## EXERCISE GOAL
Pick out each line of the records that includes the string "Angle", and copy it.

## MATERIAL PROVIDED
***

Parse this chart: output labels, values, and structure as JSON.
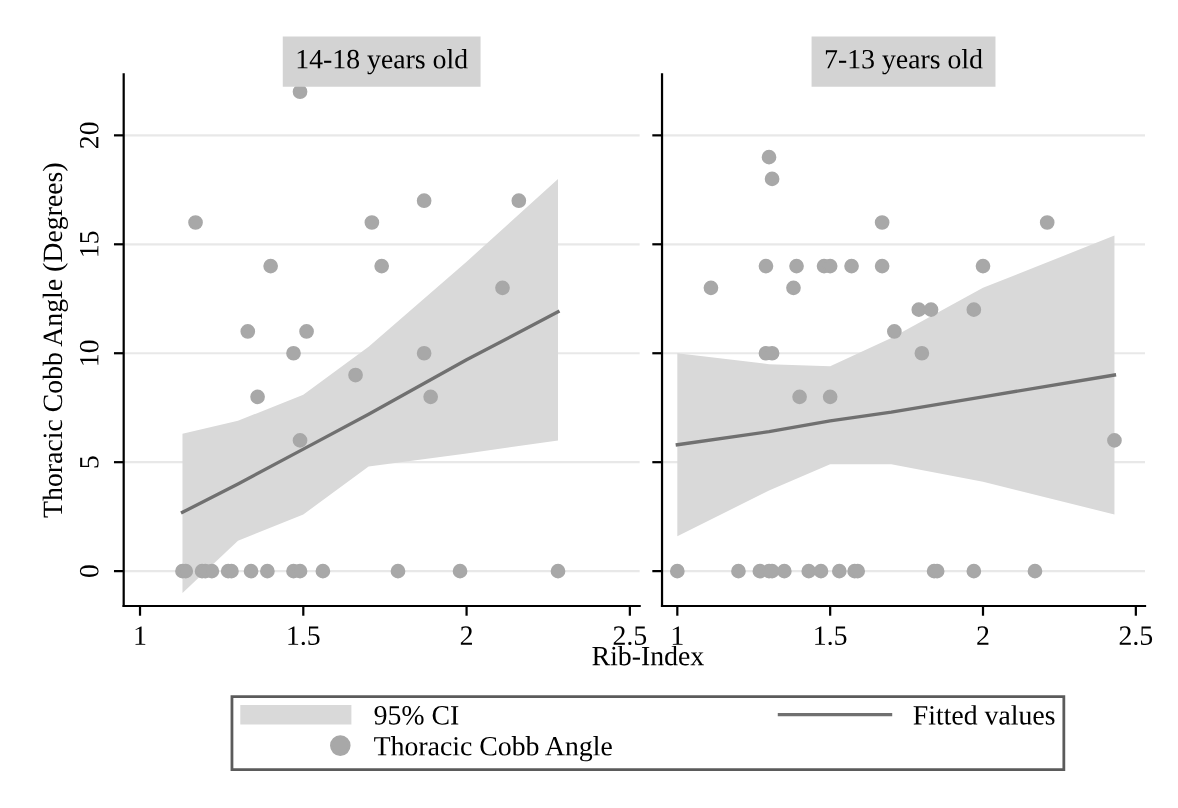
{
  "chart_data": [
    {
      "type": "scatter",
      "title": "14-18 years old",
      "ylabel": "Thoracic Cobb Angle (Degrees)",
      "annotations": [
        "95% CI"
      ],
      "xlim": [
        0.95,
        2.53
      ],
      "ylim": [
        -1.6,
        22.8
      ],
      "xticks": [
        1,
        1.5,
        2,
        2.5
      ],
      "yticks": [
        0,
        5,
        10,
        15,
        20
      ],
      "grid": "y",
      "legend": "bottom",
      "series": [
        {
          "name": "Fitted values",
          "type": "line",
          "color": "#707070",
          "x": [
            1.13,
            1.3,
            1.5,
            1.7,
            2.0,
            2.28
          ],
          "values": [
            2.7,
            4.0,
            5.6,
            7.2,
            9.7,
            11.9
          ],
          "lower": [
            -1.0,
            1.4,
            2.6,
            4.8,
            5.4,
            6.0
          ],
          "upper": [
            6.3,
            6.9,
            8.1,
            10.3,
            14.2,
            18.0
          ]
        },
        {
          "name": "Thoracic Cobb Angle",
          "marker": "circle",
          "color": "#a8a8a8",
          "x": [
            1.49,
            1.17,
            1.71,
            1.87,
            2.16,
            1.4,
            1.74,
            2.11,
            1.33,
            1.51,
            1.47,
            1.87,
            1.66,
            1.36,
            1.89,
            1.49,
            1.13,
            1.14,
            1.19,
            1.2,
            1.22,
            1.27,
            1.28,
            1.34,
            1.39,
            1.47,
            1.49,
            1.56,
            1.79,
            1.98,
            2.28
          ],
          "values": [
            22,
            16,
            16,
            17,
            17,
            14,
            14,
            13,
            11,
            11,
            10,
            10,
            9,
            8,
            8,
            6,
            0,
            0,
            0,
            0,
            0,
            0,
            0,
            0,
            0,
            0,
            0,
            0,
            0,
            0,
            0
          ]
        }
      ]
    },
    {
      "type": "scatter",
      "title": "7-13 years old",
      "xlabel": "Rib-Index",
      "xlim": [
        0.95,
        2.53
      ],
      "ylim": [
        -1.6,
        22.8
      ],
      "xticks": [
        1,
        1.5,
        2,
        2.5
      ],
      "yticks": [
        0,
        5,
        10,
        15,
        20
      ],
      "grid": "y",
      "tick_labels": "x",
      "series": [
        {
          "type": "line",
          "color": "#707070",
          "x": [
            1.0,
            1.3,
            1.5,
            1.7,
            2.0,
            2.43
          ],
          "values": [
            5.8,
            6.4,
            6.9,
            7.3,
            8.0,
            9.0
          ],
          "lower": [
            1.6,
            3.7,
            4.9,
            4.9,
            4.1,
            2.6
          ],
          "upper": [
            10.0,
            9.5,
            9.4,
            10.7,
            13.0,
            15.4
          ]
        },
        {
          "marker": "circle",
          "color": "#a8a8a8",
          "x": [
            1.3,
            1.31,
            1.67,
            2.21,
            1.29,
            1.39,
            1.48,
            1.5,
            1.57,
            1.67,
            2.0,
            1.11,
            1.38,
            1.79,
            1.83,
            1.97,
            1.71,
            1.29,
            1.31,
            1.8,
            1.4,
            1.5,
            2.43,
            1.0,
            1.2,
            1.27,
            1.3,
            1.31,
            1.35,
            1.43,
            1.47,
            1.53,
            1.58,
            1.59,
            1.84,
            1.85,
            1.97,
            2.17
          ],
          "values": [
            19,
            18,
            16,
            16,
            14,
            14,
            14,
            14,
            14,
            14,
            14,
            13,
            13,
            12,
            12,
            12,
            11,
            10,
            10,
            10,
            8,
            8,
            6,
            0,
            0,
            0,
            0,
            0,
            0,
            0,
            0,
            0,
            0,
            0,
            0,
            0,
            0,
            0
          ]
        }
      ]
    }
  ]
}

***

## THE SOLUTION
      "ylabel": "Thoracic Cobb Angle (Degrees)",
          "name": "Thoracic Cobb Angle",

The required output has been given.